## START Information shown

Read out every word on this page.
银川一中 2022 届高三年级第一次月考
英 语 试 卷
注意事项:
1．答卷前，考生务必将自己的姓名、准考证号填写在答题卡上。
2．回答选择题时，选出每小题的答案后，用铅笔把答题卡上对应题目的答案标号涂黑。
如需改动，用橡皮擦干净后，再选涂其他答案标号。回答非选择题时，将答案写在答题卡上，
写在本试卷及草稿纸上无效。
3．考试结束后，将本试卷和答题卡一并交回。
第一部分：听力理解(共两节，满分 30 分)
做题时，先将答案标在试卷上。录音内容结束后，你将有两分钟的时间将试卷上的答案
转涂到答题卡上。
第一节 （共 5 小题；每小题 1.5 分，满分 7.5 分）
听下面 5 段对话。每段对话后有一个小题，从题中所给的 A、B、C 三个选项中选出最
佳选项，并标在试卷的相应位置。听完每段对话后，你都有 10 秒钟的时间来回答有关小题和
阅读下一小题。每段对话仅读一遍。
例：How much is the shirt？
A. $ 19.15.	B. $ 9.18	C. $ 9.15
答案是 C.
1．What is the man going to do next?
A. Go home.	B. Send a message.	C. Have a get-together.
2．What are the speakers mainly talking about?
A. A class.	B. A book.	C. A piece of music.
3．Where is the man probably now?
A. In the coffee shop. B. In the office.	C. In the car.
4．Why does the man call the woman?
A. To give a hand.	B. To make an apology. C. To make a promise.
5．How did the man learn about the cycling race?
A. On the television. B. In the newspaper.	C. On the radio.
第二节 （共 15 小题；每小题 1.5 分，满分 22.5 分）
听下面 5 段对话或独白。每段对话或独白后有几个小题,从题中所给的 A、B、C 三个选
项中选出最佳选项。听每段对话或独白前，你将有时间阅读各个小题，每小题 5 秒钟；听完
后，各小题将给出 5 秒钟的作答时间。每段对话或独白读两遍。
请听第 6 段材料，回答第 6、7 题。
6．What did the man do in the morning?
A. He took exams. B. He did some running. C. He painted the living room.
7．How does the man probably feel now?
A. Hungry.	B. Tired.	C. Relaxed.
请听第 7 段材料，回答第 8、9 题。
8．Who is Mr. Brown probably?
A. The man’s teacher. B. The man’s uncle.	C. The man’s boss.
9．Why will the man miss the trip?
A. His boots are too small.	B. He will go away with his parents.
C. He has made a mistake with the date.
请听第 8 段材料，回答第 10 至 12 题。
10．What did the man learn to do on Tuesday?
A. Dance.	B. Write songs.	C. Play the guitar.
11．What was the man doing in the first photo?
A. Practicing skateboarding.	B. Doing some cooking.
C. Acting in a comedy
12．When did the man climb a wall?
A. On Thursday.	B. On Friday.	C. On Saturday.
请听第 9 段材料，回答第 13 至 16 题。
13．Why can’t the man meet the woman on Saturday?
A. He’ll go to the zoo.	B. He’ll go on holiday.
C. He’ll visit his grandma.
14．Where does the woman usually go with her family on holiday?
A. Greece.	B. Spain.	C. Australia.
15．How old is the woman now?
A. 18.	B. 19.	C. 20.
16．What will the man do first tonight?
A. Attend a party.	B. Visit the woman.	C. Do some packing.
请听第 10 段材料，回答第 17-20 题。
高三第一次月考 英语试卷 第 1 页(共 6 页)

## END Information shown

Exercise details: Please quote the data above in full, with no line missing.

Task solution:
Read out every word on this page.
银川一中 2022 届高三年级第一次月考
英 语 试 卷
注意事项:
1．答卷前，考生务必将自己的姓名、准考证号填写在答题卡上。
2．回答选择题时，选出每小题的答案后，用铅笔把答题卡上对应题目的答案标号涂黑。
如需改动，用橡皮擦干净后，再选涂其他答案标号。回答非选择题时，将答案写在答题卡上，
写在本试卷及草稿纸上无效。
3．考试结束后，将本试卷和答题卡一并交回。
第一部分：听力理解(共两节，满分 30 分)
做题时，先将答案标在试卷上。录音内容结束后，你将有两分钟的时间将试卷上的答案
转涂到答题卡上。
第一节 （共 5 小题；每小题 1.5 分，满分 7.5 分）
听下面 5 段对话。每段对话后有一个小题，从题中所给的 A、B、C 三个选项中选出最
佳选项，并标在试卷的相应位置。听完每段对话后，你都有 10 秒钟的时间来回答有关小题和
阅读下一小题。每段对话仅读一遍。
例：How much is the shirt？
A. $ 19.15.	B. $ 9.18	C. $ 9.15
答案是 C.
1．What is the man going to do next?
A. Go home.	B. Send a message.	C. Have a get-together.
2．What are the speakers mainly talking about?
A. A class.	B. A book.	C. A piece of music.
3．Where is the man probably now?
A. In the coffee shop. B. In the office.	C. In the car.
4．Why does the man call the woman?
A. To give a hand.	B. To make an apology. C. To make a promise.
5．How did the man learn about the cycling race?
A. On the television. B. In the newspaper.	C. On the radio.
第二节 （共 15 小题；每小题 1.5 分，满分 22.5 分）
听下面 5 段对话或独白。每段对话或独白后有几个小题,从题中所给的 A、B、C 三个选
项中选出最佳选项。听每段对话或独白前，你将有时间阅读各个小题，每小题 5 秒钟；听完
后，各小题将给出 5 秒钟的作答时间。每段对话或独白读两遍。
请听第 6 段材料，回答第 6、7 题。
6．What did the man do in the morning?
A. He took exams. B. He did some running. C. He painted the living room.
7．How does the man probably feel now?
A. Hungry.	B. Tired.	C. Relaxed.
请听第 7 段材料，回答第 8、9 题。
8．Who is Mr. Brown probably?
A. The man’s teacher. B. The man’s uncle.	C. The man’s boss.
9．Why will the man miss the trip?
A. His boots are too small.	B. He will go away with his parents.
C. He has made a mistake with the date.
请听第 8 段材料，回答第 10 至 12 题。
10．What did the man learn to do on Tuesday?
A. Dance.	B. Write songs.	C. Play the guitar.
11．What was the man doing in the first photo?
A. Practicing skateboarding.	B. Doing some cooking.
C. Acting in a comedy
12．When did the man climb a wall?
A. On Thursday.	B. On Friday.	C. On Saturday.
请听第 9 段材料，回答第 13 至 16 题。
13．Why can’t the man meet the woman on Saturday?
A. He’ll go to the zoo.	B. He’ll go on holiday.
C. He’ll visit his grandma.
14．Where does the woman usually go with her family on holiday?
A. Greece.	B. Spain.	C. Australia.
15．How old is the woman now?
A. 18.	B. 19.	C. 20.
16．What will the man do first tonight?
A. Attend a party.	B. Visit the woman.	C. Do some packing.
请听第 10 段材料，回答第 17-20 题。
高三第一次月考 英语试卷 第 1 页(共 6 页)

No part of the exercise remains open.